• [Input rows]

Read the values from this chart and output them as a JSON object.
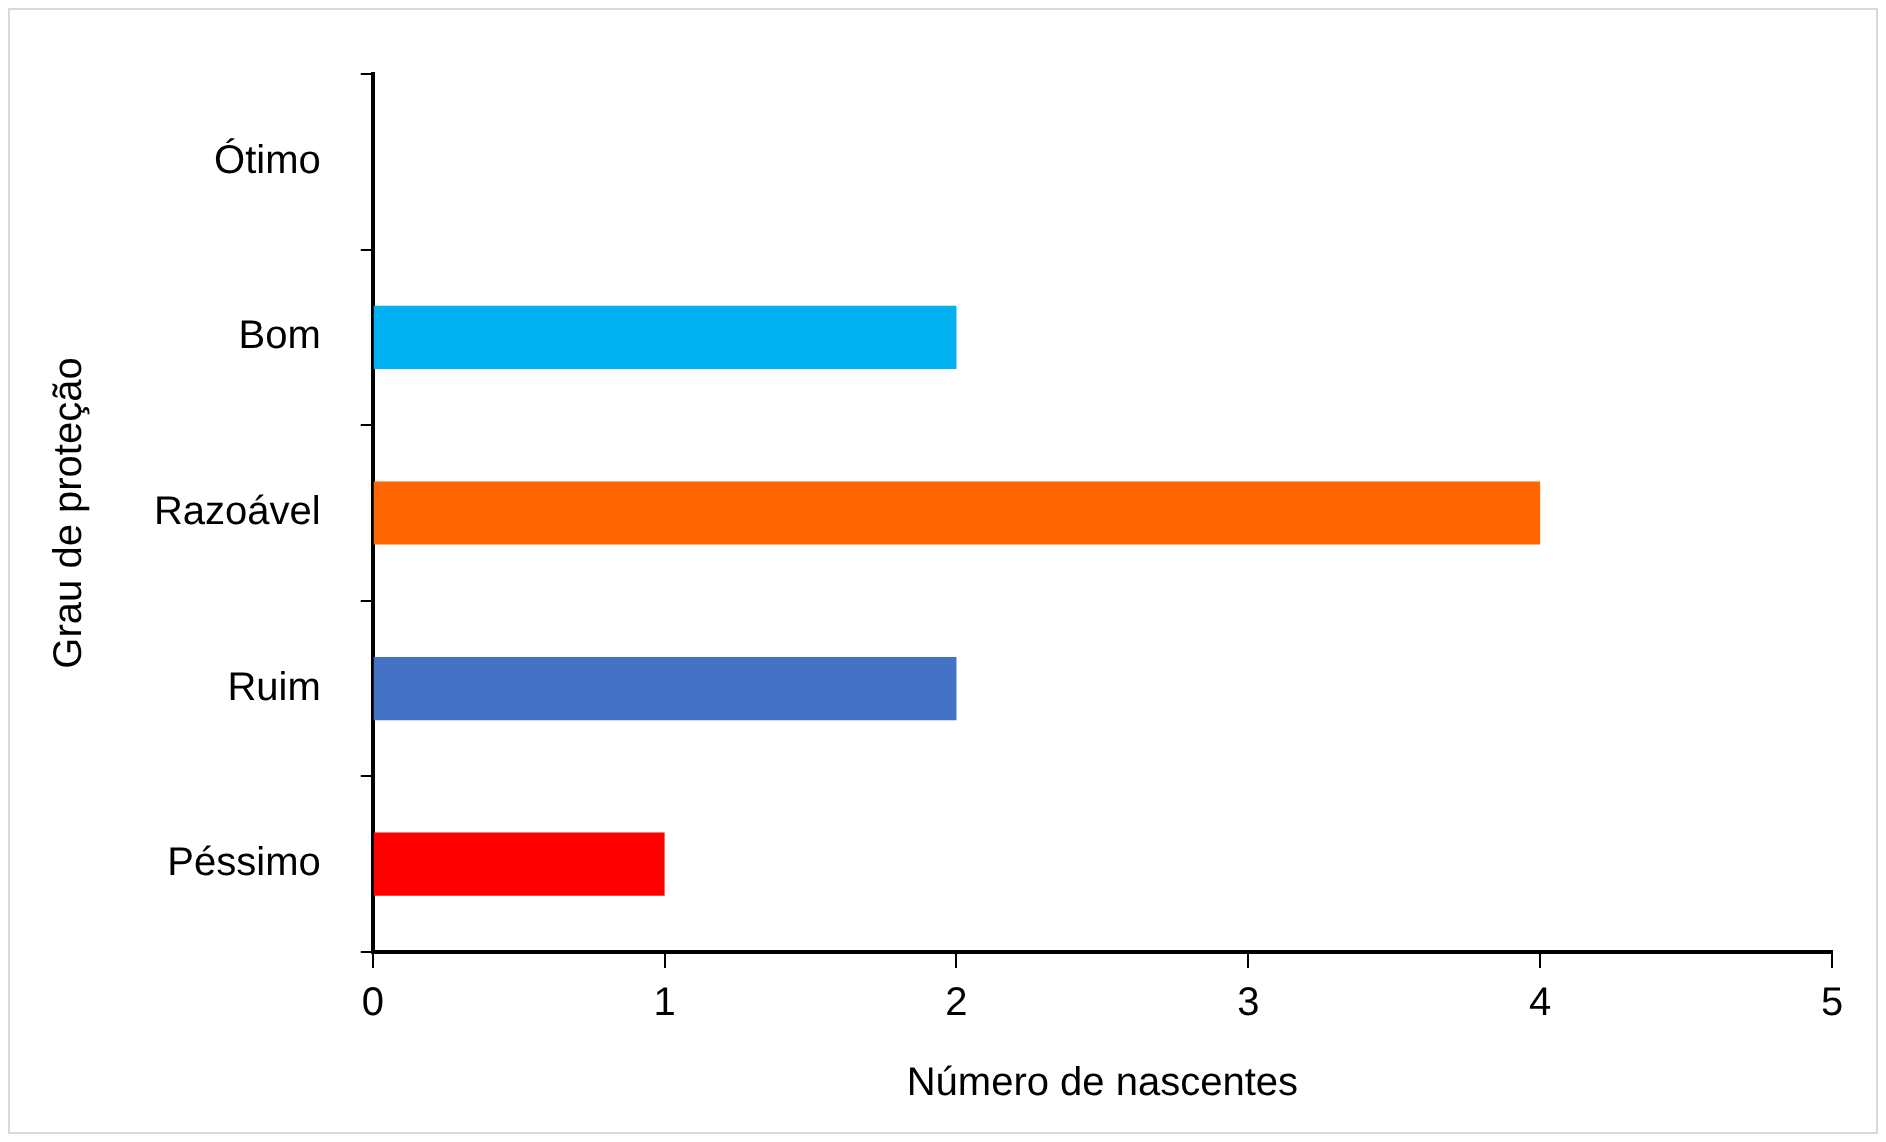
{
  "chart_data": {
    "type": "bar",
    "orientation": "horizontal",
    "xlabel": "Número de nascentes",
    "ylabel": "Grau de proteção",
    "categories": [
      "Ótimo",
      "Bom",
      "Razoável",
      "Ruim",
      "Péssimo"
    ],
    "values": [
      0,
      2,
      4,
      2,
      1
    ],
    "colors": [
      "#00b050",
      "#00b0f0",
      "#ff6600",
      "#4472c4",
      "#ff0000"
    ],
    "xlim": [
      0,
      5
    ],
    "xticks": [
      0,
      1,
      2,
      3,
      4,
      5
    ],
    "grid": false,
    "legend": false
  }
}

• [What the task requires]
From the data, collect all lines where the string "values" appears.

• [Solution below]
Read the values from this chart and output them as a JSON object.
    "values": [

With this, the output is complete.